- [GIVEN PROBLEM] Retype each entry below, keeping every character the same.
==================================================
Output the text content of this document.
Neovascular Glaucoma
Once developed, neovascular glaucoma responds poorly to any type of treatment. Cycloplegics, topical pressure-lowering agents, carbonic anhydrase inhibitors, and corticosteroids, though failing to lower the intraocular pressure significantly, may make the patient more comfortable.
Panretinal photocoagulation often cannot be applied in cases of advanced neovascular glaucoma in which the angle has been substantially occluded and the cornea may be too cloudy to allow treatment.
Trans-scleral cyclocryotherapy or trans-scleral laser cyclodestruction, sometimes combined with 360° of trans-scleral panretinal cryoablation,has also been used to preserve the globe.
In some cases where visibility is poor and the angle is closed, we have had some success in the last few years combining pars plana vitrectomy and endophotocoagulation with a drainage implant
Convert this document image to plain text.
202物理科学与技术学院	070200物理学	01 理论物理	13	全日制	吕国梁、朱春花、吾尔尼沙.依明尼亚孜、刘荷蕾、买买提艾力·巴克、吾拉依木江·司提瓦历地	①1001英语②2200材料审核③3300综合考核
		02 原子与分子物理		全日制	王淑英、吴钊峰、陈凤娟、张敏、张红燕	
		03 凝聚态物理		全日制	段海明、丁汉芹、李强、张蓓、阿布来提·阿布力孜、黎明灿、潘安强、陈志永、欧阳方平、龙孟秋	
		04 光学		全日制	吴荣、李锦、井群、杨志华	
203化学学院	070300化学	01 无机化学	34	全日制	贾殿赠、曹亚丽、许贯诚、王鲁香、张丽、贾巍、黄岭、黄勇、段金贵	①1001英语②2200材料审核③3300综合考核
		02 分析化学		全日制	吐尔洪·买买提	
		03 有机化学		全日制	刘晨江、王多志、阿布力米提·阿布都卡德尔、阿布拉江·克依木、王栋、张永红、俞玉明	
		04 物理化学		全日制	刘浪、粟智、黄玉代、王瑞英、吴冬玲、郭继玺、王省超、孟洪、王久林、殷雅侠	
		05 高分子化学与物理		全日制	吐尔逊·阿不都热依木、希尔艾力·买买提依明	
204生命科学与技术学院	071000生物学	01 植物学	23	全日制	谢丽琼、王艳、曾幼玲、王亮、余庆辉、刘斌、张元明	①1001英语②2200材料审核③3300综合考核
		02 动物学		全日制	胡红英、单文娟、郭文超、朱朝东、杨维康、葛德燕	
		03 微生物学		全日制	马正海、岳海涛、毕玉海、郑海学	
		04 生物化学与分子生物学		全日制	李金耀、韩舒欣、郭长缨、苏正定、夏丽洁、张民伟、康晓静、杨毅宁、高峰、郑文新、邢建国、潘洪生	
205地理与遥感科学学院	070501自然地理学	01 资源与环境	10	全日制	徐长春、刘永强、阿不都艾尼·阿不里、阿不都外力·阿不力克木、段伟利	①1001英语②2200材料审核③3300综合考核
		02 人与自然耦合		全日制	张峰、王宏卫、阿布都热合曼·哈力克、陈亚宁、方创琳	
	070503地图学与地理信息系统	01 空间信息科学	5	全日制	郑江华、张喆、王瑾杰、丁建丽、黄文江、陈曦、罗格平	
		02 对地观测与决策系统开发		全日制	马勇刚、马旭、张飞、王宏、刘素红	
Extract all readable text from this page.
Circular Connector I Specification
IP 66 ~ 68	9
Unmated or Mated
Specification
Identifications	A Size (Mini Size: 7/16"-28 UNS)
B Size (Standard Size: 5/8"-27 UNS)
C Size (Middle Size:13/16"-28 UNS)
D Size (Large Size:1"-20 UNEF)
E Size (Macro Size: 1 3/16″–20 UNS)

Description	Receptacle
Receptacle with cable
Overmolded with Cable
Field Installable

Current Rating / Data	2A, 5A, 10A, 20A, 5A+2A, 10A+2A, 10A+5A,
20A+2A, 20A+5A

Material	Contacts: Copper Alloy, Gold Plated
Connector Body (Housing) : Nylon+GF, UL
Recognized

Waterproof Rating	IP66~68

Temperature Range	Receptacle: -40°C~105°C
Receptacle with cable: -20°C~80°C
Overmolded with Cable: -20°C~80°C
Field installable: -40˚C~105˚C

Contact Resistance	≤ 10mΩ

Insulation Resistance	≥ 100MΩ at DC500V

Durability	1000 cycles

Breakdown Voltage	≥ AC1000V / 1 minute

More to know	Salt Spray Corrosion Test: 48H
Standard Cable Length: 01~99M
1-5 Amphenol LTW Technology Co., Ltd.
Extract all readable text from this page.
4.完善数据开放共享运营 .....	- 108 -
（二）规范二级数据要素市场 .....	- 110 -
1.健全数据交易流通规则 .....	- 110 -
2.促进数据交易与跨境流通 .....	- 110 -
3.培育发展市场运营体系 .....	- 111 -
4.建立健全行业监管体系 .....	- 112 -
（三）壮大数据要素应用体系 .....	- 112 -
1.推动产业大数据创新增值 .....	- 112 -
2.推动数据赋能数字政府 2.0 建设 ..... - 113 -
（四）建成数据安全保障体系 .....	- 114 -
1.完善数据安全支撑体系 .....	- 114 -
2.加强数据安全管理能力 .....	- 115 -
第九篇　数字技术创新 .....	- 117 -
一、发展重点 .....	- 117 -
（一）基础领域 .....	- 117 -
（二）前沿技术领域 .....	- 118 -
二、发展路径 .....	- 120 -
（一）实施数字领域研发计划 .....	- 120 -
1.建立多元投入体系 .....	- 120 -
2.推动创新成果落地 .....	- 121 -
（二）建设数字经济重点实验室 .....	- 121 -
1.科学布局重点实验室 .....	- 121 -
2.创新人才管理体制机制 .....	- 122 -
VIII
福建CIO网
==================================================
- [WRITTEN ANSWER]
Output the text content of this document.
Neovascular Glaucoma
Once developed, neovascular glaucoma responds poorly to any type of treatment. Cycloplegics, topical pressure-lowering agents, carbonic anhydrase inhibitors, and corticosteroids, though failing to lower the intraocular pressure significantly, may make the patient more comfortable.
Panretinal photocoagulation often cannot be applied in cases of advanced neovascular glaucoma in which the angle has been substantially occluded and the cornea may be too cloudy to allow treatment.
Trans-scleral cyclocryotherapy or trans-scleral laser cyclodestruction, sometimes combined with 360° of trans-scleral panretinal cryoablation,has also been used to preserve the globe.
In some cases where visibility is poor and the angle is closed, we have had some success in the last few years combining pars plana vitrectomy and endophotocoagulation with a drainage implant
Convert this document image to plain text.
202物理科学与技术学院	070200物理学	01 理论物理	13	全日制	吕国梁、朱春花、吾尔尼沙.依明尼亚孜、刘荷蕾、买买提艾力·巴克、吾拉依木江·司提瓦历地	①1001英语②2200材料审核③3300综合考核
		02 原子与分子物理		全日制	王淑英、吴钊峰、陈凤娟、张敏、张红燕	
		03 凝聚态物理		全日制	段海明、丁汉芹、李强、张蓓、阿布来提·阿布力孜、黎明灿、潘安强、陈志永、欧阳方平、龙孟秋	
		04 光学		全日制	吴荣、李锦、井群、杨志华	
203化学学院	070300化学	01 无机化学	34	全日制	贾殿赠、曹亚丽、许贯诚、王鲁香、张丽、贾巍、黄岭、黄勇、段金贵	①1001英语②2200材料审核③3300综合考核
		02 分析化学		全日制	吐尔洪·买买提	
		03 有机化学		全日制	刘晨江、王多志、阿布力米提·阿布都卡德尔、阿布拉江·克依木、王栋、张永红、俞玉明	
		04 物理化学		全日制	刘浪、粟智、黄玉代、王瑞英、吴冬玲、郭继玺、王省超、孟洪、王久林、殷雅侠	
		05 高分子化学与物理		全日制	吐尔逊·阿不都热依木、希尔艾力·买买提依明	
204生命科学与技术学院	071000生物学	01 植物学	23	全日制	谢丽琼、王艳、曾幼玲、王亮、余庆辉、刘斌、张元明	①1001英语②2200材料审核③3300综合考核
		02 动物学		全日制	胡红英、单文娟、郭文超、朱朝东、杨维康、葛德燕	
		03 微生物学		全日制	马正海、岳海涛、毕玉海、郑海学	
		04 生物化学与分子生物学		全日制	李金耀、韩舒欣、郭长缨、苏正定、夏丽洁、张民伟、康晓静、杨毅宁、高峰、郑文新、邢建国、潘洪生	
205地理与遥感科学学院	070501自然地理学	01 资源与环境	10	全日制	徐长春、刘永强、阿不都艾尼·阿不里、阿不都外力·阿不力克木、段伟利	①1001英语②2200材料审核③3300综合考核
		02 人与自然耦合		全日制	张峰、王宏卫、阿布都热合曼·哈力克、陈亚宁、方创琳	
	070503地图学与地理信息系统	01 空间信息科学	5	全日制	郑江华、张喆、王瑾杰、丁建丽、黄文江、陈曦、罗格平	
		02 对地观测与决策系统开发		全日制	马勇刚、马旭、张飞、王宏、刘素红	
Extract all readable text from this page.
Circular Connector I Specification
IP 66 ~ 68	9
Unmated or Mated
Specification
Identifications	A Size (Mini Size: 7/16"-28 UNS)
B Size (Standard Size: 5/8"-27 UNS)
C Size (Middle Size:13/16"-28 UNS)
D Size (Large Size:1"-20 UNEF)
E Size (Macro Size: 1 3/16″–20 UNS)

Description	Receptacle
Receptacle with cable
Overmolded with Cable
Field Installable

Current Rating / Data	2A, 5A, 10A, 20A, 5A+2A, 10A+2A, 10A+5A,
20A+2A, 20A+5A

Material	Contacts: Copper Alloy, Gold Plated
Connector Body (Housing) : Nylon+GF, UL
Recognized

Waterproof Rating	IP66~68

Temperature Range	Receptacle: -40°C~105°C
Receptacle with cable: -20°C~80°C
Overmolded with Cable: -20°C~80°C
Field installable: -40˚C~105˚C

Contact Resistance	≤ 10mΩ

Insulation Resistance	≥ 100MΩ at DC500V

Durability	1000 cycles

Breakdown Voltage	≥ AC1000V / 1 minute

More to know	Salt Spray Corrosion Test: 48H
Standard Cable Length: 01~99M
1-5 Amphenol LTW Technology Co., Ltd.
Extract all readable text from this page.
4.完善数据开放共享运营 .....	- 108 -
（二）规范二级数据要素市场 .....	- 110 -
1.健全数据交易流通规则 .....	- 110 -
2.促进数据交易与跨境流通 .....	- 110 -
3.培育发展市场运营体系 .....	- 111 -
4.建立健全行业监管体系 .....	- 112 -
（三）壮大数据要素应用体系 .....	- 112 -
1.推动产业大数据创新增值 .....	- 112 -
2.推动数据赋能数字政府 2.0 建设 ..... - 113 -
（四）建成数据安全保障体系 .....	- 114 -
1.完善数据安全支撑体系 .....	- 114 -
2.加强数据安全管理能力 .....	- 115 -
第九篇　数字技术创新 .....	- 117 -
一、发展重点 .....	- 117 -
（一）基础领域 .....	- 117 -
（二）前沿技术领域 .....	- 118 -
二、发展路径 .....	- 120 -
（一）实施数字领域研发计划 .....	- 120 -
1.建立多元投入体系 .....	- 120 -
2.推动创新成果落地 .....	- 121 -
（二）建设数字经济重点实验室 .....	- 121 -
1.科学布局重点实验室 .....	- 121 -
2.创新人才管理体制机制 .....	- 122 -
VIII
福建CIO网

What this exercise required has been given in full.